- What needs to be done
Copy every record below exactly.

- Data extract
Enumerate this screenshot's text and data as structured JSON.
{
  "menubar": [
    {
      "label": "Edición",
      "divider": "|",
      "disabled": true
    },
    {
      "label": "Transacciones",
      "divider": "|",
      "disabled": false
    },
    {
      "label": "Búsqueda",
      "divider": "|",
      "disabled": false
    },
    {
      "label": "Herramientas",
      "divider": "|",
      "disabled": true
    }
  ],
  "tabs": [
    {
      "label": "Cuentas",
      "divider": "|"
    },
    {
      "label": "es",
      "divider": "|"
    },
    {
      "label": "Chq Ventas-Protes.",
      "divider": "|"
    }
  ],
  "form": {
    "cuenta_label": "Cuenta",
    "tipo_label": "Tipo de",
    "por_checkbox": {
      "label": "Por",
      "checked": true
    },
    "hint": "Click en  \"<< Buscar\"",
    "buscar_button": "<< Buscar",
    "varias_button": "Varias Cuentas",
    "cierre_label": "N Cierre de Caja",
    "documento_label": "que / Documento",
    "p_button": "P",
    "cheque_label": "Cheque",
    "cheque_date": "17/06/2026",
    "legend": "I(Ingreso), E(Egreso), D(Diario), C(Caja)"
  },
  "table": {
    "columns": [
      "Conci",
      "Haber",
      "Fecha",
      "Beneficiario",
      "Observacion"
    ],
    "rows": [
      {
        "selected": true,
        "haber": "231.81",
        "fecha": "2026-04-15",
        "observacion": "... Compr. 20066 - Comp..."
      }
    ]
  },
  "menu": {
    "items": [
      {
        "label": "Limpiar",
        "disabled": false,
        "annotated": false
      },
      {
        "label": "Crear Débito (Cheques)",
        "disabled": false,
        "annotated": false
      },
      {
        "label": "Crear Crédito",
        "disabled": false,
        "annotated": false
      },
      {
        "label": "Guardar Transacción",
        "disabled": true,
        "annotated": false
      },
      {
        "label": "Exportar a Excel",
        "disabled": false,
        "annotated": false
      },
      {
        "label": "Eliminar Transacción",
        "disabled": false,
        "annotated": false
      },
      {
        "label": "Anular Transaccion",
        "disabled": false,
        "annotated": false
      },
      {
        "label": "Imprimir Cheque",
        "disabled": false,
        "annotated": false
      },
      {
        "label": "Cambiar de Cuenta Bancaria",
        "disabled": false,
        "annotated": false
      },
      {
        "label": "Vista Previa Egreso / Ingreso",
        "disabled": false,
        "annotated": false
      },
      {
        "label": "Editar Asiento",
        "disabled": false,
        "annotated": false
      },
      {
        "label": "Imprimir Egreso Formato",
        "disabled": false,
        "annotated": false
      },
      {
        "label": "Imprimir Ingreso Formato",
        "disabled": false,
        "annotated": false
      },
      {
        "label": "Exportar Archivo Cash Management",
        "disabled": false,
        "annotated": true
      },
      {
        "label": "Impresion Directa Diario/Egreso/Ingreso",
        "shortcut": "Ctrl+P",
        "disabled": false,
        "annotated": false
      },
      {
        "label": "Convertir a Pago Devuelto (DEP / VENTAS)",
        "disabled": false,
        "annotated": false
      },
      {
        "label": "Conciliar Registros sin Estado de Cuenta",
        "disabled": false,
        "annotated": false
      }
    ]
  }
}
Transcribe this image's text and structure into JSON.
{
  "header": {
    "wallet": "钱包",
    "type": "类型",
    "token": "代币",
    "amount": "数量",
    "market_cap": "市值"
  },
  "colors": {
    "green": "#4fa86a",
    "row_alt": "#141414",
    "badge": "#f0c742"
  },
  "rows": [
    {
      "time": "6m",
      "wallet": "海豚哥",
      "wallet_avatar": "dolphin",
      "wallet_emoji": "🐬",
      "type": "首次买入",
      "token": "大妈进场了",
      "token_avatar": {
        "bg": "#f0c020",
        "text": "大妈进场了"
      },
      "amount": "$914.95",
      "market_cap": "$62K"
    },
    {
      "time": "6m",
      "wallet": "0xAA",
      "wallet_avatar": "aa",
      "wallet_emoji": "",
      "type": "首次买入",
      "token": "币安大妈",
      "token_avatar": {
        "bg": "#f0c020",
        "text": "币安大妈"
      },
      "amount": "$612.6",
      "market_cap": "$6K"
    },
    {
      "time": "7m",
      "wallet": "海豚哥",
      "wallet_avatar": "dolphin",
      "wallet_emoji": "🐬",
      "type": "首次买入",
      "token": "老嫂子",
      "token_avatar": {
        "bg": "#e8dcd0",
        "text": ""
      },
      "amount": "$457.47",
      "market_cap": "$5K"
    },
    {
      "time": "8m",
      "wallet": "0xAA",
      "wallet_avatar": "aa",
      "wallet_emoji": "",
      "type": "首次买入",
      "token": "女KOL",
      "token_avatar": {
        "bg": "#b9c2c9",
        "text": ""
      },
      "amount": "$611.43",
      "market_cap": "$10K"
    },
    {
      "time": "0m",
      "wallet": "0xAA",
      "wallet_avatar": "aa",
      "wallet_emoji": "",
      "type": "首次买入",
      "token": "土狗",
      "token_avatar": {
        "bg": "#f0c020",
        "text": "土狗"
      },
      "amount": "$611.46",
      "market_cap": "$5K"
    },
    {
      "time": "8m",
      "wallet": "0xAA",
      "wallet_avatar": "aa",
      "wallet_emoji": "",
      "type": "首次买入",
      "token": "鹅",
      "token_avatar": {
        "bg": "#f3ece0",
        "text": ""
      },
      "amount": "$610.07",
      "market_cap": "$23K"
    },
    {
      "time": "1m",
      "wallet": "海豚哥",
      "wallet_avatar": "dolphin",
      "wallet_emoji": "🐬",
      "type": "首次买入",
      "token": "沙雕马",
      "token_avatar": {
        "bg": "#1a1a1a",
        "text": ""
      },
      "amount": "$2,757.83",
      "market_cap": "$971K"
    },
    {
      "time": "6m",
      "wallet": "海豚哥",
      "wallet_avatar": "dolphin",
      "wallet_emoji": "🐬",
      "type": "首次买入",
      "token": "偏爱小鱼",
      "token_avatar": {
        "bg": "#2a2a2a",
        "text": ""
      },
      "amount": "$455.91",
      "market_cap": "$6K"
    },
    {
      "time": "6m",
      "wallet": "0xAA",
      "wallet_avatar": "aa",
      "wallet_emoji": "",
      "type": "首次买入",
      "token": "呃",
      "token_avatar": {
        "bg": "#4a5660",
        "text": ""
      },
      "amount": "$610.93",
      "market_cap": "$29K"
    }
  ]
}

- Solution to the exercise
Enumerate this screenshot's text and data as structured JSON.
{
  "menubar": [
    {
      "label": "Edición",
      "divider": "|",
      "disabled": true
    },
    {
      "label": "Transacciones",
      "divider": "|",
      "disabled": false
    },
    {
      "label": "Búsqueda",
      "divider": "|",
      "disabled": false
    },
    {
      "label": "Herramientas",
      "divider": "|",
      "disabled": true
    }
  ],
  "tabs": [
    {
      "label": "Cuentas",
      "divider": "|"
    },
    {
      "label": "es",
      "divider": "|"
    },
    {
      "label": "Chq Ventas-Protes.",
      "divider": "|"
    }
  ],
  "form": {
    "cuenta_label": "Cuenta",
    "tipo_label": "Tipo de",
    "por_checkbox": {
      "label": "Por",
      "checked": true
    },
    "hint": "Click en  \"<< Buscar\"",
    "buscar_button": "<< Buscar",
    "varias_button": "Varias Cuentas",
    "cierre_label": "N Cierre de Caja",
    "documento_label": "que / Documento",
    "p_button": "P",
    "cheque_label": "Cheque",
    "cheque_date": "17/06/2026",
    "legend": "I(Ingreso), E(Egreso), D(Diario), C(Caja)"
  },
  "table": {
    "columns": [
      "Conci",
      "Haber",
      "Fecha",
      "Beneficiario",
      "Observacion"
    ],
    "rows": [
      {
        "selected": true,
        "haber": "231.81",
        "fecha": "2026-04-15",
        "observacion": "... Compr. 20066 - Comp..."
      }
    ]
  },
  "menu": {
    "items": [
      {
        "label": "Limpiar",
        "disabled": false,
        "annotated": false
      },
      {
        "label": "Crear Débito (Cheques)",
        "disabled": false,
        "annotated": false
      },
      {
        "label": "Crear Crédito",
        "disabled": false,
        "annotated": false
      },
      {
        "label": "Guardar Transacción",
        "disabled": true,
        "annotated": false
      },
      {
        "label": "Exportar a Excel",
        "disabled": false,
        "annotated": false
      },
      {
        "label": "Eliminar Transacción",
        "disabled": false,
        "annotated": false
      },
      {
        "label": "Anular Transaccion",
        "disabled": false,
        "annotated": false
      },
      {
        "label": "Imprimir Cheque",
        "disabled": false,
        "annotated": false
      },
      {
        "label": "Cambiar de Cuenta Bancaria",
        "disabled": false,
        "annotated": false
      },
      {
        "label": "Vista Previa Egreso / Ingreso",
        "disabled": false,
        "annotated": false
      },
      {
        "label": "Editar Asiento",
        "disabled": false,
        "annotated": false
      },
      {
        "label": "Imprimir Egreso Formato",
        "disabled": false,
        "annotated": false
      },
      {
        "label": "Imprimir Ingreso Formato",
        "disabled": false,
        "annotated": false
      },
      {
        "label": "Exportar Archivo Cash Management",
        "disabled": false,
        "annotated": true
      },
      {
        "label": "Impresion Directa Diario/Egreso/Ingreso",
        "shortcut": "Ctrl+P",
        "disabled": false,
        "annotated": false
      },
      {
        "label": "Convertir a Pago Devuelto (DEP / VENTAS)",
        "disabled": false,
        "annotated": false
      },
      {
        "label": "Conciliar Registros sin Estado de Cuenta",
        "disabled": false,
        "annotated": false
      }
    ]
  }
}
Transcribe this image's text and structure into JSON.
{
  "header": {
    "wallet": "钱包",
    "type": "类型",
    "token": "代币",
    "amount": "数量",
    "market_cap": "市值"
  },
  "colors": {
    "green": "#4fa86a",
    "row_alt": "#141414",
    "badge": "#f0c742"
  },
  "rows": [
    {
      "time": "6m",
      "wallet": "海豚哥",
      "wallet_avatar": "dolphin",
      "wallet_emoji": "🐬",
      "type": "首次买入",
      "token": "大妈进场了",
      "token_avatar": {
        "bg": "#f0c020",
        "text": "大妈进场了"
      },
      "amount": "$914.95",
      "market_cap": "$62K"
    },
    {
      "time": "6m",
      "wallet": "0xAA",
      "wallet_avatar": "aa",
      "wallet_emoji": "",
      "type": "首次买入",
      "token": "币安大妈",
      "token_avatar": {
        "bg": "#f0c020",
        "text": "币安大妈"
      },
      "amount": "$612.6",
      "market_cap": "$6K"
    },
    {
      "time": "7m",
      "wallet": "海豚哥",
      "wallet_avatar": "dolphin",
      "wallet_emoji": "🐬",
      "type": "首次买入",
      "token": "老嫂子",
      "token_avatar": {
        "bg": "#e8dcd0",
        "text": ""
      },
      "amount": "$457.47",
      "market_cap": "$5K"
    },
    {
      "time": "8m",
      "wallet": "0xAA",
      "wallet_avatar": "aa",
      "wallet_emoji": "",
      "type": "首次买入",
      "token": "女KOL",
      "token_avatar": {
        "bg": "#b9c2c9",
        "text": ""
      },
      "amount": "$611.43",
      "market_cap": "$10K"
    },
    {
      "time": "0m",
      "wallet": "0xAA",
      "wallet_avatar": "aa",
      "wallet_emoji": "",
      "type": "首次买入",
      "token": "土狗",
      "token_avatar": {
        "bg": "#f0c020",
        "text": "土狗"
      },
      "amount": "$611.46",
      "market_cap": "$5K"
    },
    {
      "time": "8m",
      "wallet": "0xAA",
      "wallet_avatar": "aa",
      "wallet_emoji": "",
      "type": "首次买入",
      "token": "鹅",
      "token_avatar": {
        "bg": "#f3ece0",
        "text": ""
      },
      "amount": "$610.07",
      "market_cap": "$23K"
    },
    {
      "time": "1m",
      "wallet": "海豚哥",
      "wallet_avatar": "dolphin",
      "wallet_emoji": "🐬",
      "type": "首次买入",
      "token": "沙雕马",
      "token_avatar": {
        "bg": "#1a1a1a",
        "text": ""
      },
      "amount": "$2,757.83",
      "market_cap": "$971K"
    },
    {
      "time": "6m",
      "wallet": "海豚哥",
      "wallet_avatar": "dolphin",
      "wallet_emoji": "🐬",
      "type": "首次买入",
      "token": "偏爱小鱼",
      "token_avatar": {
        "bg": "#2a2a2a",
        "text": ""
      },
      "amount": "$455.91",
      "market_cap": "$6K"
    },
    {
      "time": "6m",
      "wallet": "0xAA",
      "wallet_avatar": "aa",
      "wallet_emoji": "",
      "type": "首次买入",
      "token": "呃",
      "token_avatar": {
        "bg": "#4a5660",
        "text": ""
      },
      "amount": "$610.93",
      "market_cap": "$29K"
    }
  ]
}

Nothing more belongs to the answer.